Start PAGE TEXT
SPIRS is a unique dataset of 15,000 sarcastic tweets, together with 15,000 non-sarcastic tweets for a total of 30K samples. SPIRS was collected using reactive supervision, a new data capturing method. Reactive supervision allows the collection of both intended sarcasm and perceived sarcasm texts.
SPIRS stands for Sarcasm, Perceived and Intended, by Reactive Supervision :)
To find out more about SPIRS and reactive supervision, check out the reactive supervision paper, or read the Medium article. Or watch this short, 7-minute YouTube video about reactive supervision.
Use this repository to download SPIRS. The repository includes the following data files:
SPIRS-sarcastic-ids.csv
the sarcastic tweet IDs (15,000 "positive" samples)SPIRS-non-sarcastic-ids.csv
the non-sarcastic tweet IDs (15,000 "negative" samples)
End PAGE TEXT
## DIRECTION A
In the entries, rename "notepad" to "editor" in every line from the one containing "- np-menu-help[interactable]: Help: [562, 368, 585, 379]" down to the one containing "- up-folder-icon[interactable]: [334, 228, 352, 248]", and give those lines back with everything else unchanged.
Start DATA IN THIS EXERCISE
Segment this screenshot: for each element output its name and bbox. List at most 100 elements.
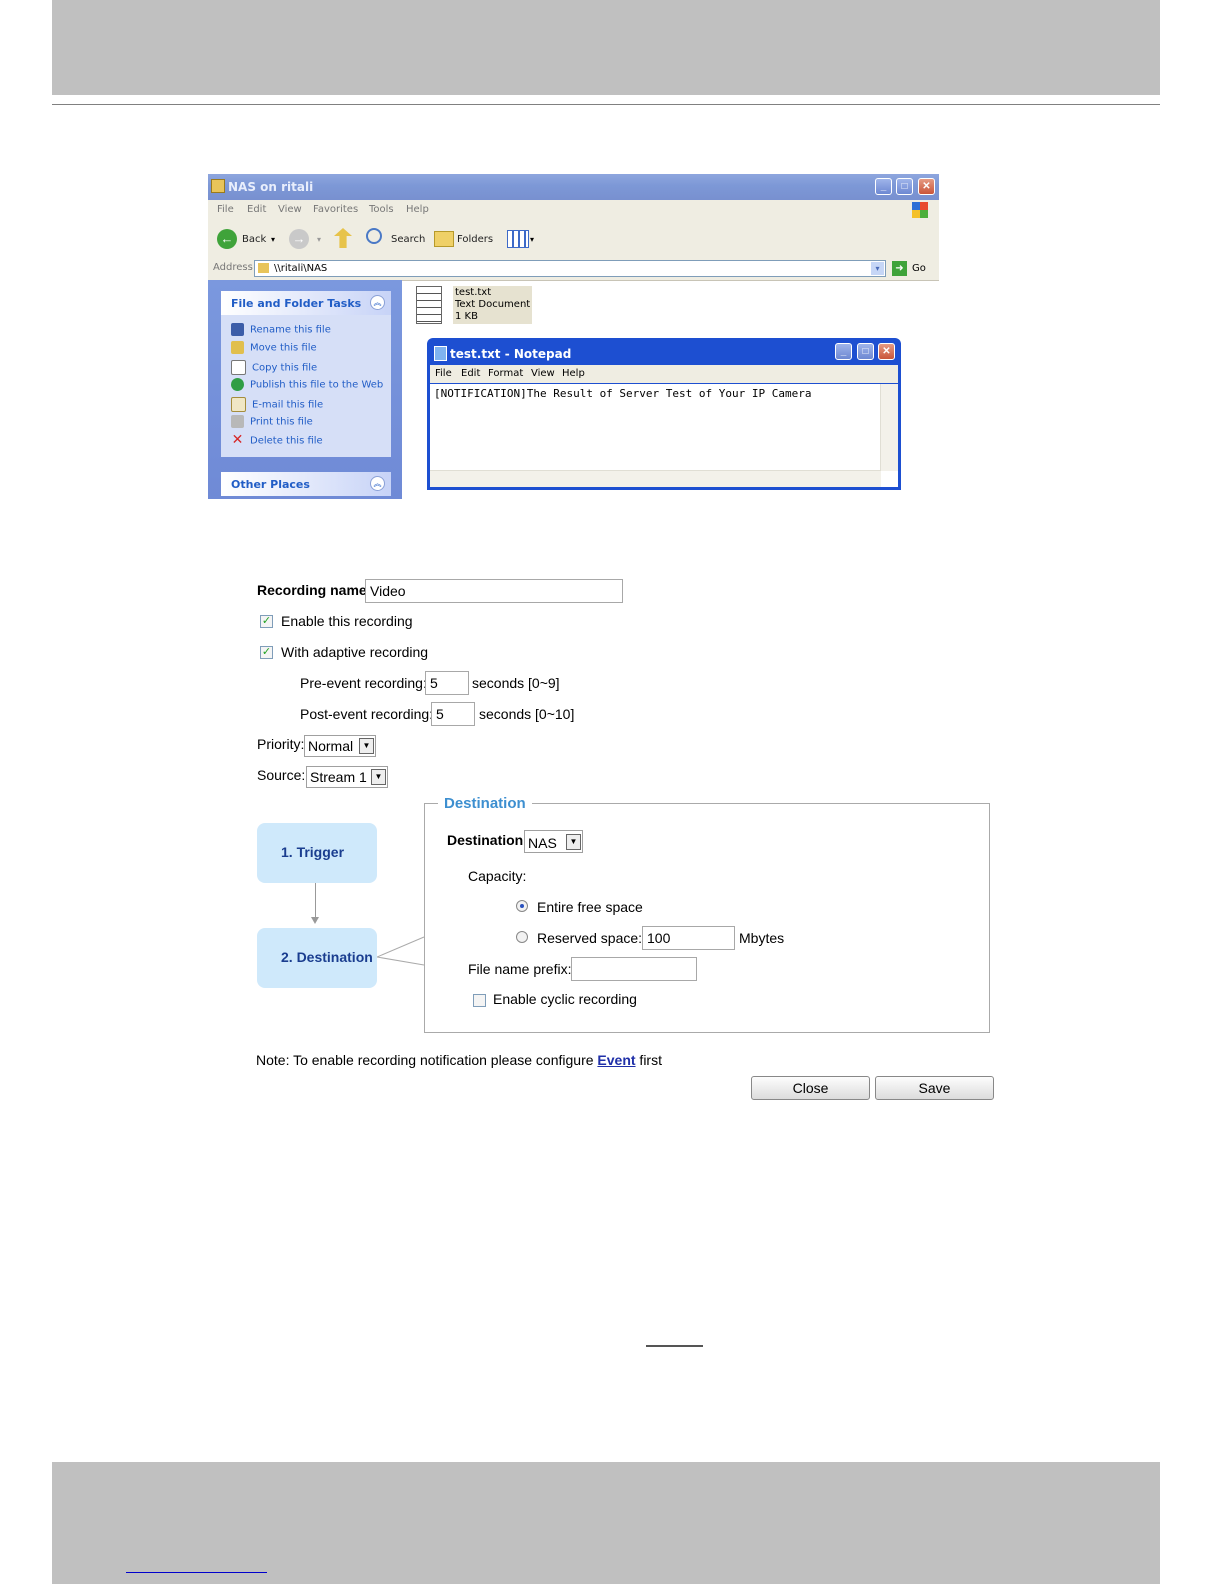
- np-menu-help[interactable]: Help: [562, 368, 585, 379]
- notepad-minimize-button[interactable]: _: [835, 343, 852, 360]
- cyclic-recording-checkbox[interactable]: [473, 994, 486, 1007]
- post-event-unit: seconds [0~10]: [479, 706, 575, 722]
- other-places-title: Other Places: [231, 478, 310, 491]
- text-file-icon[interactable]: [416, 286, 442, 324]
- np-menu-view[interactable]: View: [531, 368, 555, 379]
- delete-x-icon: ✕: [231, 432, 244, 448]
- menu-file[interactable]: File: [217, 204, 234, 215]
- forward-arrow-icon[interactable]: →: [289, 229, 309, 249]
- close-window-button[interactable]: ✕: [918, 178, 935, 195]
- dropdown-arrow-icon: ▼: [359, 738, 374, 754]
- notepad-menubar: File Edit Format View Help: [430, 365, 898, 383]
- views-dropdown-icon[interactable]: ▾: [530, 235, 534, 244]
- up-folder-icon[interactable]: [334, 228, 352, 248]
- task-delete[interactable]: ✕ Delete this file: [231, 432, 323, 448]
- menu-favorites[interactable]: Favorites: [313, 204, 358, 215]
- file-name-prefix-input[interactable]: [571, 957, 697, 981]
- collapse-chevron-icon[interactable]: ︽: [370, 295, 385, 310]
- destination-value: NAS: [528, 835, 557, 851]
- entire-free-space-radio[interactable]: [516, 900, 528, 912]
- search-icon[interactable]: [366, 228, 382, 244]
- file-item[interactable]: test.txt Text Document 1 KB: [453, 286, 533, 324]
- horizontal-scrollbar[interactable]: [430, 470, 881, 487]
- recording-name-input[interactable]: Video: [365, 579, 623, 603]
- explorer-titlebar: NAS on ritali _ □ ✕: [208, 174, 939, 200]
- forward-dropdown-icon[interactable]: ▾: [317, 235, 321, 244]
- step-pointer: [377, 936, 425, 966]
- destination-select[interactable]: NAS ▼: [524, 830, 583, 853]
- notepad-window: test.txt - Notepad _ □ ✕ File Edit Forma…: [427, 338, 901, 490]
- task-copy[interactable]: Copy this file: [231, 360, 317, 375]
- recording-name-label: Recording name:: [257, 582, 372, 598]
- copy-icon: [231, 360, 246, 375]
- windows-logo-icon: [912, 202, 928, 218]
- explorer-menubar: File Edit View Favorites Tools Help: [208, 200, 939, 223]
- notepad-text-area[interactable]: [NOTIFICATION]The Result of Server Test …: [430, 384, 898, 487]
- globe-icon: [231, 378, 244, 391]
- folders-icon[interactable]: [434, 231, 454, 247]
- save-button[interactable]: Save: [875, 1076, 994, 1100]
- note-text: Note: To enable recording notification p…: [256, 1052, 662, 1068]
- enable-recording-label: Enable this recording: [281, 613, 413, 629]
- task-rename[interactable]: Rename this file: [231, 323, 331, 336]
- menu-tools[interactable]: Tools: [369, 204, 394, 215]
- notepad-maximize-button[interactable]: □: [857, 343, 874, 360]
- file-folder-tasks-header[interactable]: File and Folder Tasks ︽: [221, 291, 391, 315]
- priority-value: Normal: [308, 738, 354, 754]
- reserved-space-input[interactable]: 100: [642, 926, 735, 950]
- collapse-chevron-icon[interactable]: ︽: [370, 476, 385, 491]
- np-menu-format[interactable]: Format: [488, 368, 523, 379]
- explorer-toolbar: ← Back ▾ → ▾ Search Folders ▾: [208, 222, 939, 259]
- back-arrow-icon[interactable]: ←: [217, 229, 237, 249]
- source-select[interactable]: Stream 1 ▼: [306, 766, 388, 788]
- maximize-button[interactable]: □: [896, 178, 913, 195]
- vertical-scrollbar[interactable]: [880, 384, 898, 471]
- go-arrow-icon[interactable]: ➜: [892, 261, 907, 276]
- task-email[interactable]: E-mail this file: [231, 397, 323, 412]
- step-connector: [315, 883, 316, 921]
- step-destination[interactable]: 2. Destination: [257, 928, 377, 988]
- address-dropdown-icon[interactable]: ▾: [871, 262, 884, 275]
- address-input[interactable]: \\ritali\NAS ▾: [254, 260, 886, 277]
- enable-recording-checkbox[interactable]: ✓: [260, 615, 273, 628]
- dropdown-arrow-icon: ▼: [371, 769, 386, 785]
- priority-select[interactable]: Normal ▼: [304, 735, 376, 757]
- notepad-close-button[interactable]: ✕: [878, 343, 895, 360]
- other-places-header[interactable]: Other Places ︽: [221, 472, 391, 496]
- address-value: \\ritali\NAS: [274, 263, 328, 274]
- pre-event-label: Pre-event recording:: [300, 675, 427, 691]
- footer-link-underline: [126, 1572, 267, 1573]
- task-publish[interactable]: Publish this file to the Web: [231, 378, 383, 391]
- step-trigger[interactable]: 1. Trigger: [257, 823, 377, 883]
- task-print[interactable]: Print this file: [231, 415, 313, 428]
- email-icon: [231, 397, 246, 412]
- folders-button-label[interactable]: Folders: [457, 234, 493, 245]
- task-pane: File and Folder Tasks ︽ Rename this file…: [208, 280, 402, 499]
- task-move[interactable]: Move this file: [231, 341, 317, 354]
- search-button-label[interactable]: Search: [391, 234, 425, 245]
- back-dropdown-icon[interactable]: ▾: [271, 235, 275, 244]
- reserved-space-radio[interactable]: [516, 931, 528, 943]
- np-menu-edit[interactable]: Edit: [461, 368, 480, 379]
- reserved-space-label: Reserved space:: [537, 930, 643, 946]
- capacity-label: Capacity:: [468, 868, 527, 884]
- rename-icon: [231, 323, 244, 336]
- menu-help[interactable]: Help: [406, 204, 429, 215]
- go-button-label[interactable]: Go: [912, 263, 926, 274]
- close-button[interactable]: Close: [751, 1076, 870, 1100]
- np-menu-file[interactable]: File: [435, 368, 452, 379]
- file-name: test.txt: [455, 287, 492, 298]
- post-event-input[interactable]: 5: [431, 702, 475, 726]
- address-bar: Address \\ritali\NAS ▾ ➜ Go: [208, 258, 939, 281]
- menu-edit[interactable]: Edit: [247, 204, 266, 215]
- header-rule: [52, 104, 1160, 105]
- event-link[interactable]: Event: [597, 1052, 635, 1068]
- minimize-button[interactable]: _: [875, 178, 892, 195]
- views-icon[interactable]: [507, 230, 529, 248]
- destination-label: Destination:: [447, 832, 528, 848]
- back-button-label[interactable]: Back: [242, 234, 266, 245]
- menu-view[interactable]: View: [278, 204, 302, 215]
- pre-event-input[interactable]: 5: [425, 671, 469, 695]
- adaptive-recording-checkbox[interactable]: ✓: [260, 646, 273, 659]
- source-value: Stream 1: [310, 769, 367, 785]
End DATA IN THIS EXERCISE
## DIRECTION B
Transcribe the SPIRS dataset description word for word, everything from "SPIRS is a unique" down to "about reactive supervision.".

## RESULT A
- np-menu-help[interactable]: Help: [562, 368, 585, 379]
- editor-minimize-button[interactable]: _: [835, 343, 852, 360]
- cyclic-recording-checkbox[interactable]: [473, 994, 486, 1007]
- post-event-unit: seconds [0~10]: [479, 706, 575, 722]
- other-places-title: Other Places: [231, 478, 310, 491]
- text-file-icon[interactable]: [416, 286, 442, 324]
- np-menu-view[interactable]: View: [531, 368, 555, 379]
- delete-x-icon: ✕: [231, 432, 244, 448]
- menu-file[interactable]: File: [217, 204, 234, 215]
- forward-arrow-icon[interactable]: →: [289, 229, 309, 249]
- close-window-button[interactable]: ✕: [918, 178, 935, 195]
- dropdown-arrow-icon: ▼: [359, 738, 374, 754]
- editor-menubar: File Edit Format View Help: [430, 365, 898, 383]
- views-dropdown-icon[interactable]: ▾: [530, 235, 534, 244]
- up-folder-icon[interactable]: [334, 228, 352, 248]

## RESULT B
SPIRS is a unique dataset of 15,000 sarcastic tweets, together with 15,000 non-sarcastic tweets for a total of 30K samples. SPIRS was collected using reactive supervision, a new data capturing method. Reactive supervision allows the collection of both intended sarcasm and perceived sarcasm texts.
SPIRS stands for Sarcasm, Perceived and Intended, by Reactive Supervision :)
To find out more about SPIRS and reactive supervision, check out the reactive supervision paper, or read the Medium article. Or watch this short, 7-minute YouTube video about reactive supervision.